DATASET EXTRACT:
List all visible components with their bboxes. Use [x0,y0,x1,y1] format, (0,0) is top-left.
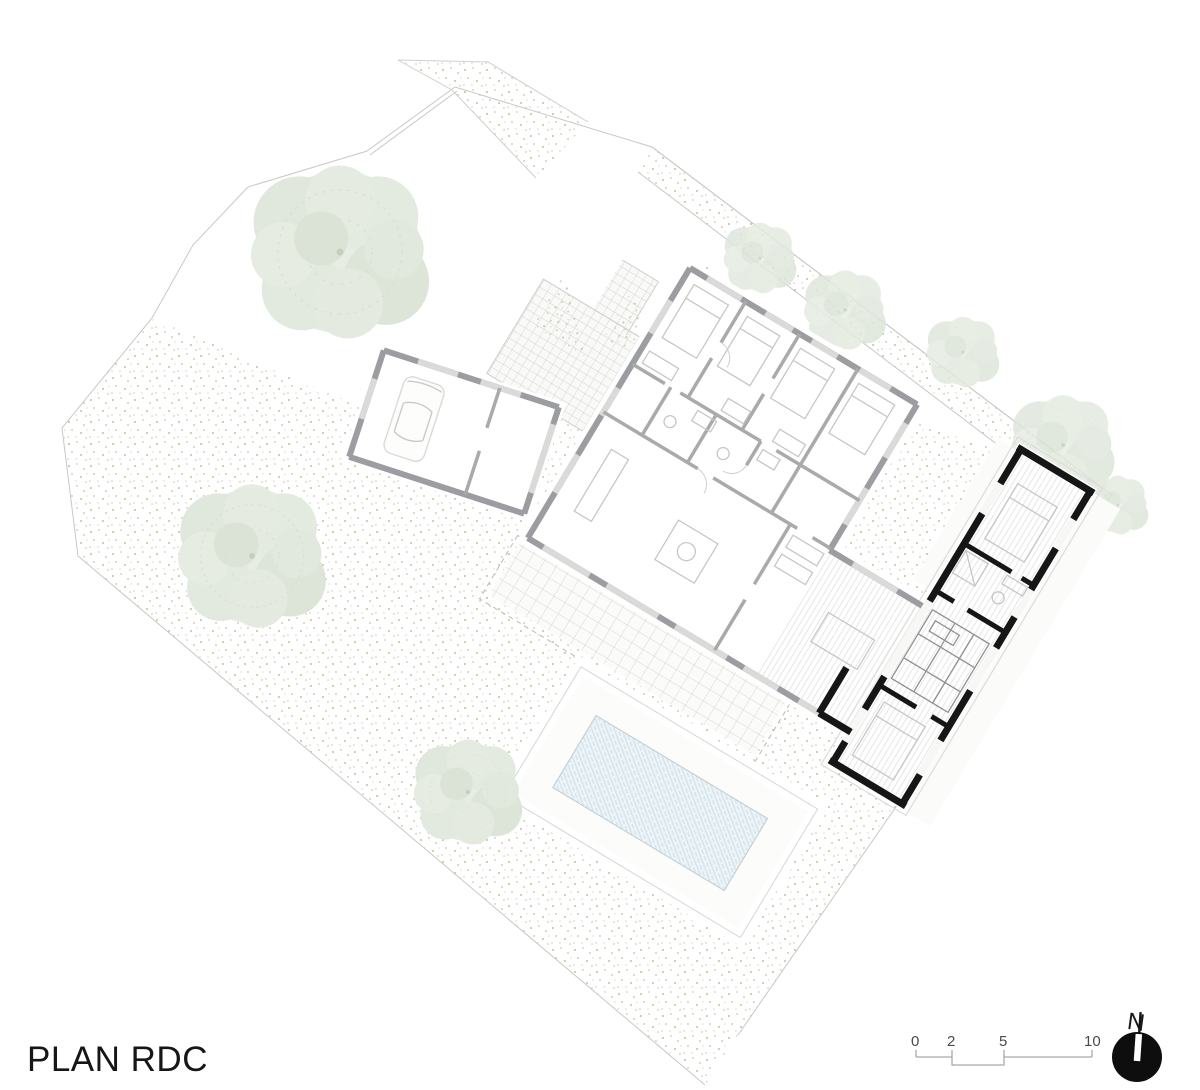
floor-plan-sheet: 0 2 5 10 N PLAN RDC [0,0,1200,1090]
scale-label-10: 10 [1084,1033,1101,1050]
garden-tree [414,740,522,845]
floor-plan-canvas: 0 2 5 10 N [0,0,1200,1090]
scale-label-5: 5 [999,1033,1007,1050]
north-arrow-icon: N [1112,1008,1162,1082]
scale-label-2: 2 [947,1033,955,1050]
scale-label-0: 0 [911,1033,919,1050]
fence-line [370,91,457,155]
scale-bar: 0 2 5 10 [911,1033,1101,1065]
garden-tree [178,484,326,627]
page-title: PLAN RDC [27,1040,208,1080]
large-tree [251,166,429,339]
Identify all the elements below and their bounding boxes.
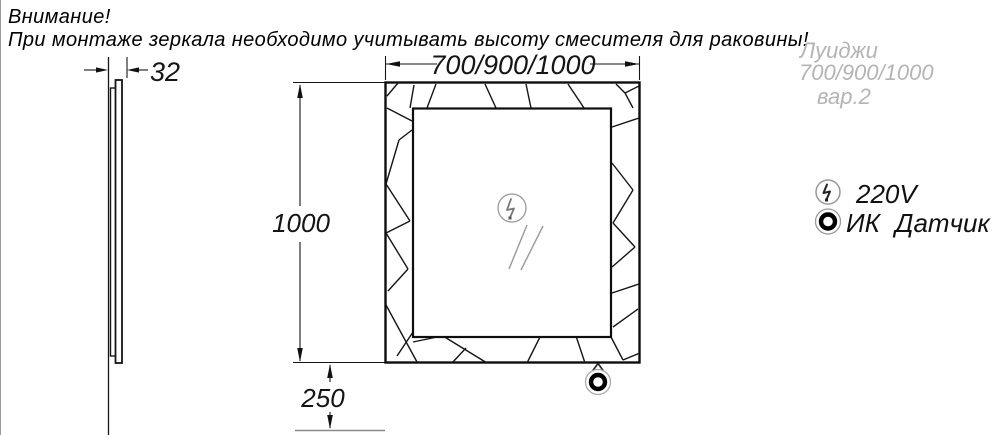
- legend-ir-sensor-icon: [816, 209, 841, 234]
- warning-title: Внимание!: [8, 6, 111, 28]
- sensor-label: ИК Датчик: [846, 209, 990, 238]
- power-label: 220V: [856, 180, 917, 209]
- arrowhead: [127, 67, 139, 72]
- dim-bottom-offset-label: 250: [301, 384, 344, 413]
- arrowhead: [96, 67, 108, 72]
- warning-text: При монтаже зеркала необходимо учитывать…: [8, 29, 809, 51]
- model-variant: вар.2: [817, 85, 871, 109]
- arrowhead: [625, 61, 639, 67]
- ir-sensor-icon: [586, 364, 611, 395]
- dim-width-label: 700/900/1000: [430, 51, 595, 81]
- dim-thickness-label: 32: [150, 58, 180, 88]
- arrowhead: [327, 364, 333, 378]
- mirror-surface: [413, 109, 611, 338]
- profile-mirror-glass: [116, 80, 123, 363]
- arrowhead: [386, 61, 400, 67]
- legend-lightning-icon: [816, 180, 840, 204]
- arrowhead: [327, 415, 333, 429]
- dim-height-label: 1000: [272, 209, 330, 238]
- arrowhead: [297, 348, 303, 362]
- side-view: [84, 57, 148, 435]
- model-sizes: 700/900/1000: [799, 61, 934, 85]
- dim-thickness: [84, 57, 148, 78]
- technical-drawing-page: Внимание! При монтаже зеркала необходимо…: [0, 0, 1000, 435]
- front-view: [386, 83, 641, 395]
- arrowhead: [297, 84, 303, 98]
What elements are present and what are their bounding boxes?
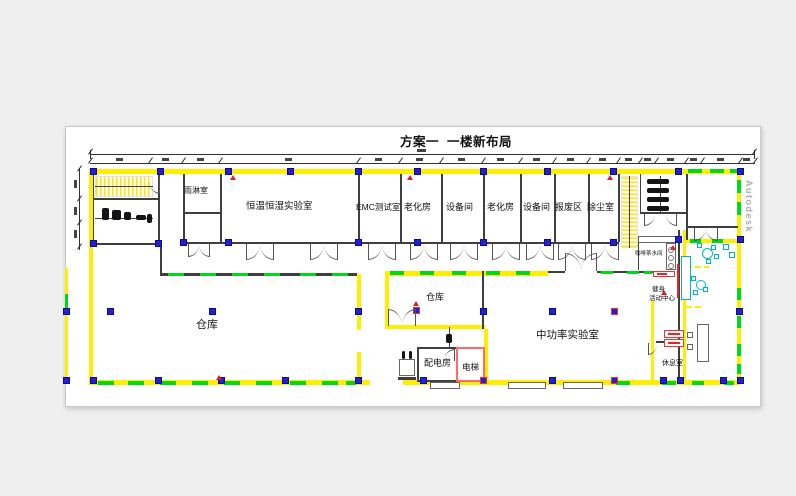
furniture-cyan xyxy=(714,254,719,259)
wall-yellow xyxy=(695,306,701,308)
furniture-outline xyxy=(638,236,678,243)
column-marker xyxy=(90,377,97,384)
dimension-line xyxy=(90,154,755,155)
sanitary-fixture xyxy=(647,179,669,184)
column-marker xyxy=(107,308,114,315)
green-dash xyxy=(128,381,144,385)
furniture-cyan xyxy=(697,243,702,248)
column-marker xyxy=(225,239,232,246)
column-marker xyxy=(63,308,70,315)
green-dash xyxy=(98,381,114,385)
door-arc xyxy=(605,244,619,260)
dimension-number xyxy=(717,158,724,161)
green-dash xyxy=(737,288,741,300)
green-dash xyxy=(616,381,630,385)
furniture-outline xyxy=(430,382,460,389)
door-arc xyxy=(506,244,520,260)
dimension-number xyxy=(74,180,77,188)
green-dash xyxy=(737,364,741,374)
furniture-cyan xyxy=(681,256,691,300)
room-label-rain-room: 雨淋室 xyxy=(184,187,208,195)
red-triangle-marker xyxy=(670,245,676,250)
door-arc xyxy=(388,309,402,326)
column-marker xyxy=(414,168,421,175)
room-label-rest-room: 休息室 xyxy=(662,360,683,367)
green-dash xyxy=(737,180,741,193)
room-label-aging-1: 老化房 xyxy=(404,203,431,212)
column-marker xyxy=(675,236,682,243)
column-marker xyxy=(610,168,617,175)
room-label-warehouse-small: 仓库 xyxy=(426,293,444,302)
green-dash xyxy=(224,381,240,385)
column-marker xyxy=(355,239,362,246)
red-line xyxy=(677,264,679,298)
column-marker xyxy=(225,168,232,175)
column-marker xyxy=(355,308,362,315)
door-arc xyxy=(666,214,677,226)
counter-circle xyxy=(668,263,674,269)
dimension-number xyxy=(74,230,77,238)
green-dash xyxy=(710,169,724,173)
green-dash xyxy=(420,271,434,275)
furniture-outline xyxy=(563,382,603,389)
column-marker xyxy=(720,377,727,384)
column-marker xyxy=(180,239,187,246)
column-marker xyxy=(737,236,744,243)
cad-canvas: 方案一 一楼新布局 Autodesk 雨淋室 恒温恒湿实验室 EMC测试室 老化… xyxy=(0,0,796,496)
wall-dark xyxy=(520,174,522,242)
column-marker xyxy=(355,377,362,384)
red-line xyxy=(668,342,680,344)
furniture-outline xyxy=(687,344,693,350)
door-arc xyxy=(492,244,506,260)
room-label-mid-power-lab: 中功率实验室 xyxy=(536,330,599,341)
door-arc xyxy=(410,244,424,260)
column-marker xyxy=(549,308,556,315)
column-marker xyxy=(480,239,487,246)
column-marker xyxy=(157,168,164,175)
floor-plan xyxy=(0,0,796,496)
wall-yellow xyxy=(695,266,701,268)
column-marker-red xyxy=(611,308,618,315)
room-label-equipment-2: 设备间 xyxy=(523,203,550,212)
furniture-cyan xyxy=(729,252,735,258)
door-arc xyxy=(464,244,478,260)
column-marker xyxy=(90,168,97,175)
red-line xyxy=(657,273,667,275)
red-triangle-marker xyxy=(216,375,222,380)
wall-dark xyxy=(93,198,160,200)
furniture-cyan xyxy=(711,245,716,250)
door-arc xyxy=(324,244,338,260)
dimension-number xyxy=(625,158,632,161)
door-arc xyxy=(188,244,199,257)
dimension-number xyxy=(743,158,750,161)
green-dash xyxy=(737,202,741,215)
dimension-line xyxy=(79,168,80,250)
green-dash xyxy=(300,273,316,276)
wall-yellow xyxy=(651,300,654,382)
wall-dark xyxy=(183,174,185,242)
red-triangle-marker xyxy=(407,175,413,180)
wall-dark xyxy=(183,212,220,214)
green-dash xyxy=(256,381,272,385)
column-marker xyxy=(737,168,744,175)
green-dash xyxy=(192,381,208,385)
column-marker xyxy=(63,377,70,384)
green-dash xyxy=(692,381,704,385)
sanitary-fixture xyxy=(647,197,669,202)
wall-dark xyxy=(640,174,641,214)
door-arc xyxy=(424,244,438,260)
column-marker xyxy=(287,168,294,175)
door-arc xyxy=(450,244,464,260)
dimension-number xyxy=(116,158,123,161)
door-arc xyxy=(382,244,396,260)
green-dash xyxy=(322,381,338,385)
room-label-elevator: 电梯 xyxy=(462,363,479,372)
column-marker xyxy=(420,377,427,384)
door-arc xyxy=(644,214,655,226)
dimension-number xyxy=(375,158,382,161)
counter-circle xyxy=(668,255,674,261)
sanitary-fixture xyxy=(102,208,109,220)
green-dash xyxy=(232,273,248,276)
green-dash xyxy=(290,381,306,385)
room-label-fitness-2: 活动中心 xyxy=(649,296,675,303)
room-label-climate-lab: 恒温恒湿实验室 xyxy=(246,202,313,212)
furniture-cyan xyxy=(706,259,711,264)
column-marker xyxy=(209,308,216,315)
furniture-cyan xyxy=(693,290,698,295)
column-marker xyxy=(282,377,289,384)
sanitary-fixture xyxy=(647,206,669,211)
dimension-number xyxy=(197,158,204,161)
column-marker xyxy=(677,377,684,384)
door-arc xyxy=(402,309,416,326)
autodesk-watermark: Autodesk xyxy=(744,180,754,233)
door-arc xyxy=(526,244,540,260)
room-label-fitness-1: 健身 xyxy=(652,287,665,294)
green-dash xyxy=(688,169,702,173)
wall-dark xyxy=(548,271,565,273)
column-marker xyxy=(480,308,487,315)
dimension-number xyxy=(599,158,606,161)
furniture-outline xyxy=(399,359,415,376)
furniture-cyan xyxy=(703,287,708,292)
column-marker xyxy=(355,168,362,175)
room-label-dust-room: 除尘室 xyxy=(587,203,614,212)
red-triangle-marker xyxy=(413,301,419,306)
wall-dark xyxy=(398,377,416,380)
column-marker xyxy=(480,168,487,175)
red-triangle-marker xyxy=(607,175,613,180)
wall-dark xyxy=(483,174,485,242)
green-dash xyxy=(486,271,500,275)
sanitary-fixture xyxy=(147,214,152,223)
door-arc xyxy=(368,244,382,260)
dimension-number xyxy=(533,158,540,161)
column-marker xyxy=(737,377,744,384)
wall-dark xyxy=(95,186,153,187)
column-marker xyxy=(155,240,162,247)
green-dash xyxy=(264,273,280,276)
green-dash xyxy=(168,273,184,276)
door-arc xyxy=(648,343,657,355)
dimension-number xyxy=(74,207,77,215)
column-marker xyxy=(90,240,97,247)
green-dash xyxy=(737,344,741,356)
wall-dark xyxy=(618,174,620,242)
wall-dark xyxy=(441,174,443,242)
wall-dark xyxy=(160,243,162,273)
sanitary-fixture xyxy=(112,210,121,220)
wall-dark xyxy=(93,174,94,243)
green-dash xyxy=(601,271,613,274)
furniture-outline xyxy=(687,332,693,338)
green-dash xyxy=(737,316,741,328)
red-triangle-marker xyxy=(230,175,236,180)
door-arc xyxy=(540,244,554,260)
dimension-number xyxy=(162,158,169,161)
room-label-equipment-1: 设备间 xyxy=(446,203,473,212)
green-dash xyxy=(390,271,404,275)
wall-dark xyxy=(629,176,630,248)
sanitary-fixture xyxy=(124,212,131,220)
furniture-outline xyxy=(508,382,546,389)
green-dash xyxy=(65,294,68,308)
room-label-coffee-room: 咖啡茶水间 xyxy=(635,252,663,258)
green-dash xyxy=(200,273,216,276)
column-marker xyxy=(155,377,162,384)
column-marker-red xyxy=(480,377,487,384)
column-marker-red xyxy=(611,377,618,384)
dimension-number xyxy=(497,158,504,161)
green-dash xyxy=(160,381,176,385)
sanitary-fixture xyxy=(402,351,405,359)
green-dash xyxy=(627,271,639,274)
furniture-outline xyxy=(697,324,709,362)
column-marker xyxy=(544,168,551,175)
dimension-number xyxy=(416,158,423,161)
dimension-number xyxy=(285,158,292,161)
wall-yellow xyxy=(704,266,709,268)
drawing-title: 方案一 一楼新布局 xyxy=(400,131,512,150)
green-dash xyxy=(516,271,530,275)
wall-yellow xyxy=(357,274,361,330)
room-label-power-dist: 配电房 xyxy=(424,359,451,368)
wall-yellow xyxy=(686,306,692,308)
door-arc xyxy=(310,244,324,260)
column-marker xyxy=(736,308,743,315)
dimension-number xyxy=(690,158,697,161)
green-dash xyxy=(332,273,348,276)
door-arc xyxy=(260,244,274,260)
dimension-number xyxy=(644,158,651,161)
room-label-aging-2: 老化房 xyxy=(487,203,514,212)
room-label-warehouse-large: 仓库 xyxy=(196,320,218,331)
sanitary-fixture xyxy=(446,334,452,343)
red-line xyxy=(668,333,680,335)
door-arc xyxy=(199,244,210,257)
room-label-scrap-area: 报废区 xyxy=(555,203,582,212)
sanitary-fixture xyxy=(647,188,669,193)
dimension-number xyxy=(667,158,674,161)
column-marker xyxy=(675,168,682,175)
sanitary-fixture xyxy=(409,351,412,359)
wall-dark xyxy=(482,271,484,329)
sanitary-fixture xyxy=(136,215,146,220)
wall-dark xyxy=(160,273,357,276)
green-dash xyxy=(452,271,466,275)
column-marker xyxy=(549,377,556,384)
dimension-number xyxy=(458,158,465,161)
room-label-emc-test: EMC测试室 xyxy=(356,203,400,212)
door-arc xyxy=(246,244,260,260)
wall-dark xyxy=(93,243,160,245)
column-marker xyxy=(660,377,667,384)
wall-yellow xyxy=(65,268,68,382)
furniture-cyan xyxy=(723,244,729,250)
furniture-cyan xyxy=(691,276,696,281)
wall-dark xyxy=(220,174,222,242)
green-dash xyxy=(644,271,652,274)
dimension-number xyxy=(567,158,574,161)
wall-dark xyxy=(686,174,688,240)
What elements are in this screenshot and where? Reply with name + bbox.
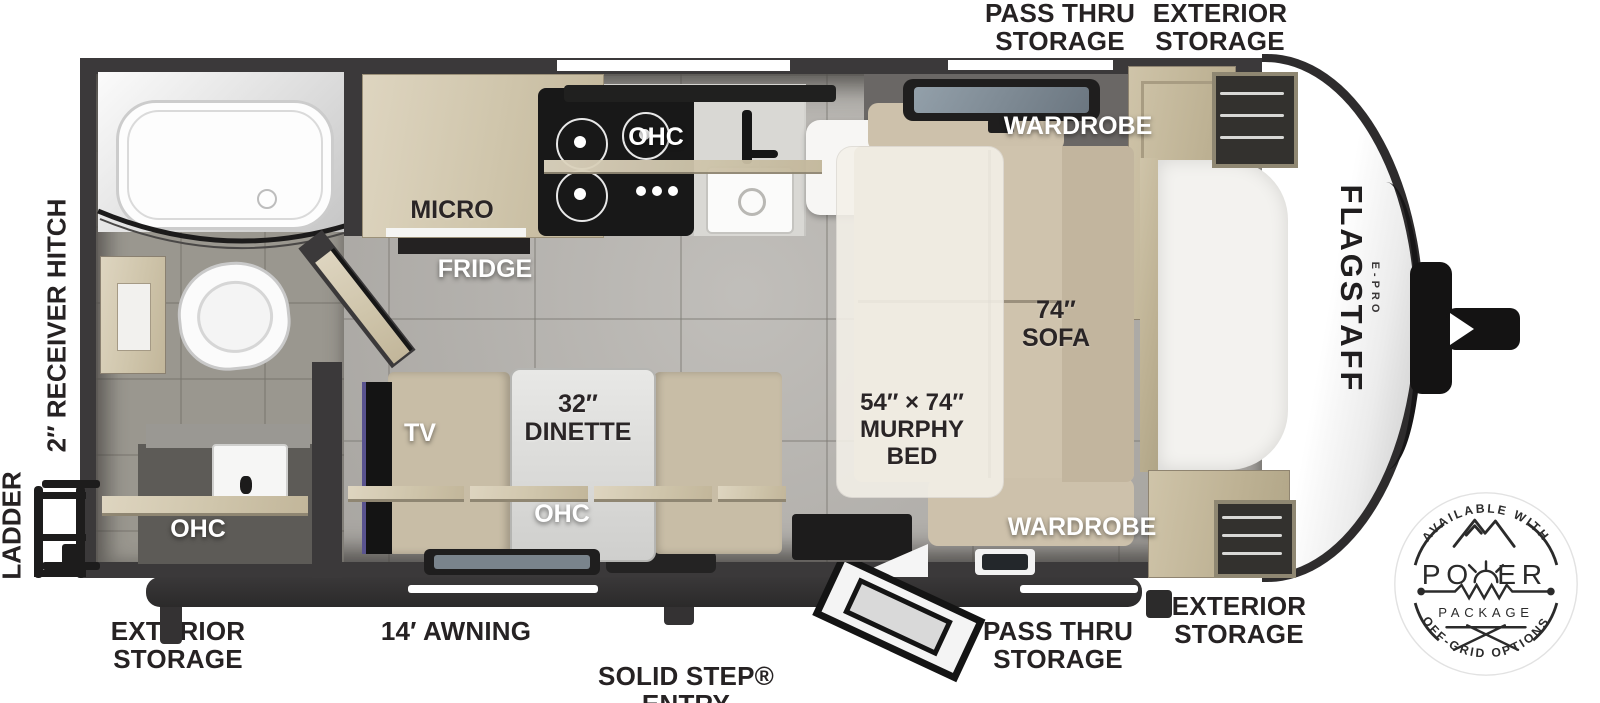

TASK INSTRUCTIONS: Rewrite the lines from the line with "floor-plan-sheet: 0 2" up to and including the line with "Identify all the", changing "garden-tree" to "garden-shrub" and leaving everything else as it is.

WORKED ANSWER:
floor-plan-sheet: 0 2 5 10 N PLAN RDC [0,0,1200,1090]
scale-label-10: 10 [1084,1033,1101,1050]
garden-shrub [414,740,522,845]
floor-plan-canvas: 0 2 5 10 N [0,0,1200,1090]
scale-label-5: 5 [999,1033,1007,1050]
north-arrow-icon: N [1112,1008,1162,1082]
scale-label-2: 2 [947,1033,955,1050]
scale-label-0: 0 [911,1033,919,1050]
fence-line [370,91,457,155]
scale-bar: 0 2 5 10 [911,1033,1101,1065]
garden-shrub [178,484,326,627]
page-title: PLAN RDC [27,1040,208,1080]
large-tree [251,166,429,339]
Identify all the elements below and their bounding boxes.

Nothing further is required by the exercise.